Pull out every line below that holds the word "างเหมาบร".

........

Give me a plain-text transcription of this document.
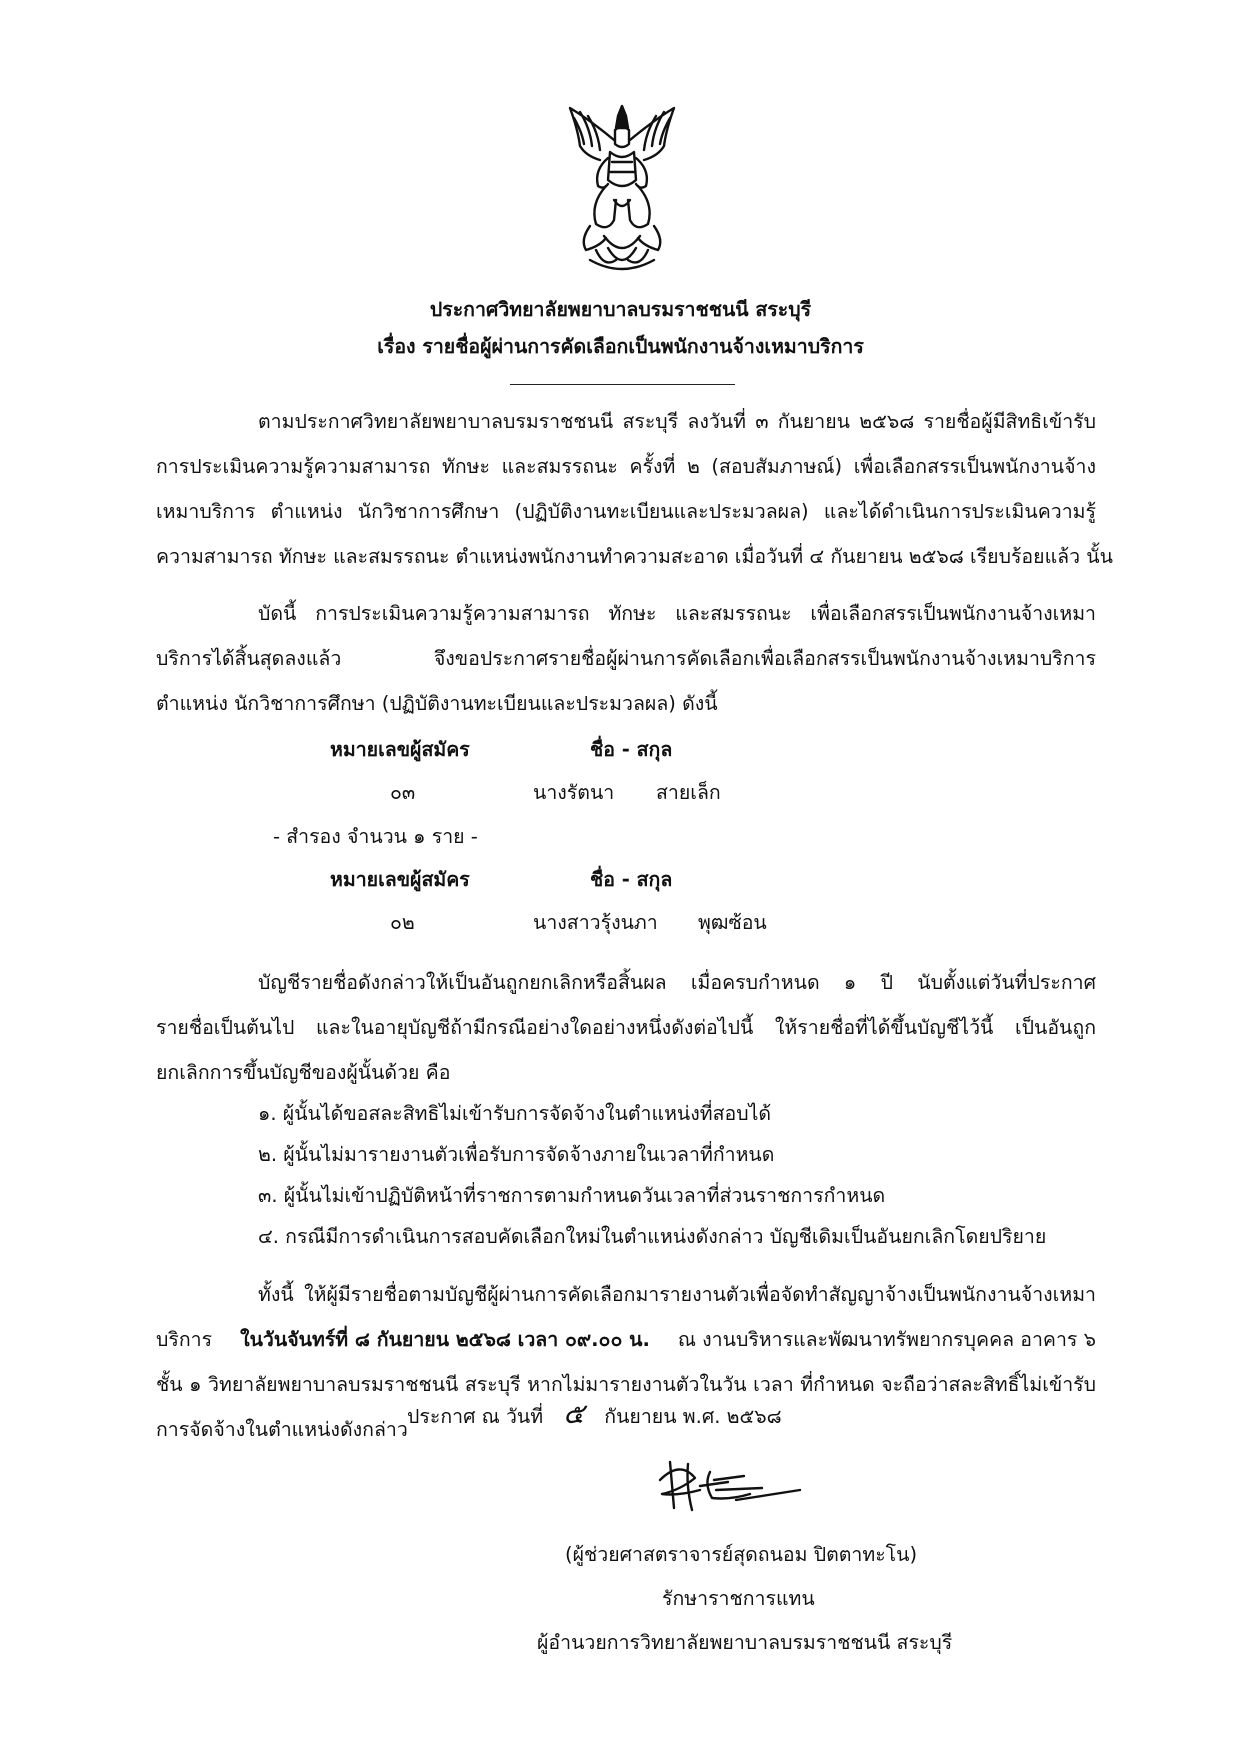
ประกาศวิทยาลัยพยาบาลบรมราชชนนี สระบุรี
เรื่อง รายชื่อผู้ผ่านการคัดเลือกเป็นพนักงานจ้างเหมาบริการ
ตามประกาศวิทยาลัยพยาบาลบรมราชชนนี สระบุรี ลงวันที่ ๓ กันยายน ๒๕๖๘ รายชื่อผู้มีสิทธิเข้ารับ
การประเมินความรู้ความสามารถ ทักษะ และสมรรถนะ ครั้งที่ ๒ (สอบสัมภาษณ์) เพื่อเลือกสรรเป็นพนักงานจ้าง
เหมาบริการ ตำแหน่ง นักวิชาการศึกษา (ปฏิบัติงานทะเบียนและประมวลผล) และได้ดำเนินการประเมินความรู้
ความสามารถ ทักษะ และสมรรถนะ ตำแหน่งพนักงานทำความสะอาด เมื่อวันที่ ๔ กันยายน ๒๕๖๘ เรียบร้อยแล้ว นั้น
บัดนี้ การประเมินความรู้ความสามารถ ทักษะ และสมรรถนะ เพื่อเลือกสรรเป็นพนักงานจ้างเหมา
บริการได้สิ้นสุดลงแล้ว จึงขอประกาศรายชื่อผู้ผ่านการคัดเลือกเพื่อเลือกสรรเป็นพนักงานจ้างเหมาบริการ
ตำแหน่ง นักวิชาการศึกษา (ปฏิบัติงานทะเบียนและประมวลผล) ดังนี้
หมายเลขผู้สมัคร	ชื่อ - สกุล
๐๓	นางรัตนา สายเล็ก
- สำรอง จำนวน ๑ ราย -
หมายเลขผู้สมัคร	ชื่อ - สกุล
๐๒	นางสาวรุ้งนภา พุฒซ้อน
บัญชีรายชื่อดังกล่าวให้เป็นอันถูกยกเลิกหรือสิ้นผล เมื่อครบกำหนด ๑ ปี นับตั้งแต่วันที่ประกาศ
รายชื่อเป็นต้นไป และในอายุบัญชีถ้ามีกรณีอย่างใดอย่างหนึ่งดังต่อไปนี้ ให้รายชื่อที่ได้ขึ้นบัญชีไว้นี้ เป็นอันถูก
ยกเลิกการขึ้นบัญชีของผู้นั้นด้วย คือ
๑. ผู้นั้นได้ขอสละสิทธิไม่เข้ารับการจัดจ้างในตำแหน่งที่สอบได้
๒. ผู้นั้นไม่มารายงานตัวเพื่อรับการจัดจ้างภายในเวลาที่กำหนด
๓. ผู้นั้นไม่เข้าปฏิบัติหน้าที่ราชการตามกำหนดวันเวลาที่ส่วนราชการกำหนด
๔. กรณีมีการดำเนินการสอบคัดเลือกใหม่ในตำแหน่งดังกล่าว บัญชีเดิมเป็นอันยกเลิกโดยปริยาย
ทั้งนี้ ให้ผู้มีรายชื่อตามบัญชีผู้ผ่านการคัดเลือกมารายงานตัวเพื่อจัดทำสัญญาจ้างเป็นพนักงานจ้างเหมา
บริการ ในวันจันทร์ที่ ๘ กันยายน ๒๕๖๘ เวลา ๐๙.๐๐ น. ณ งานบริหารและพัฒนาทรัพยากรบุคคล อาคาร ๖
ชั้น ๑ วิทยาลัยพยาบาลบรมราชชนนี สระบุรี หากไม่มารายงานตัวในวัน เวลา ที่กำหนด จะถือว่าสละสิทธิ์ไม่เข้ารับ
การจัดจ้างในตำแหน่งดังกล่าว
ประกาศ ณ วันที่ ๕ กันยายน พ.ศ. ๒๕๖๘
(ผู้ช่วยศาสตราจารย์สุดถนอม ปิตตาทะโน)
รักษาราชการแทน
ผู้อำนวยการวิทยาลัยพยาบาลบรมราชชนนี สระบุรี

........

◆ Exercise result
เรื่อง รายชื่อผู้ผ่านการคัดเลือกเป็นพนักงานจ้างเหมาบริการ
บริการได้สิ้นสุดลงแล้ว จึงขอประกาศรายชื่อผู้ผ่านการคัดเลือกเพื่อเลือกสรรเป็นพนักงานจ้างเหมาบริการ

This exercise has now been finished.